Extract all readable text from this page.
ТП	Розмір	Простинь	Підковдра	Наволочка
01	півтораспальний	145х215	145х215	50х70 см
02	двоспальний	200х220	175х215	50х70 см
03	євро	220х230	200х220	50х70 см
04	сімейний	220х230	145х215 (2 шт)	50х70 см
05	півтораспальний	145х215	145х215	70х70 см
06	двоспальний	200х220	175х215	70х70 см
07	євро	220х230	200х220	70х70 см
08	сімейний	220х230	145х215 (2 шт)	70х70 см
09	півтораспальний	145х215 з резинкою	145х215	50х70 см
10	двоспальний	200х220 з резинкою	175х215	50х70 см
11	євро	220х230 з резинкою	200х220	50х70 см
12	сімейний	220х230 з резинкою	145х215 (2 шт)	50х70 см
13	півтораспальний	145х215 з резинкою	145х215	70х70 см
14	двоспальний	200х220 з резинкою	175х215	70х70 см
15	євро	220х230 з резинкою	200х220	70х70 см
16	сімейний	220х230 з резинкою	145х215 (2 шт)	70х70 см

_STATED TASK_
Copy every line of the records word for word.

_ANSWER_
Extract all readable text from this page.
ТП	Розмір	Простинь	Підковдра	Наволочка
01	півтораспальний	145х215	145х215	50х70 см
02	двоспальний	200х220	175х215	50х70 см
03	євро	220х230	200х220	50х70 см
04	сімейний	220х230	145х215 (2 шт)	50х70 см
05	півтораспальний	145х215	145х215	70х70 см
06	двоспальний	200х220	175х215	70х70 см
07	євро	220х230	200х220	70х70 см
08	сімейний	220х230	145х215 (2 шт)	70х70 см
09	півтораспальний	145х215 з резинкою	145х215	50х70 см
10	двоспальний	200х220 з резинкою	175х215	50х70 см
11	євро	220х230 з резинкою	200х220	50х70 см
12	сімейний	220х230 з резинкою	145х215 (2 шт)	50х70 см
13	півтораспальний	145х215 з резинкою	145х215	70х70 см
14	двоспальний	200х220 з резинкою	175х215	70х70 см
15	євро	220х230 з резинкою	200х220	70х70 см
16	сімейний	220х230 з резинкою	145х215 (2 шт)	70х70 см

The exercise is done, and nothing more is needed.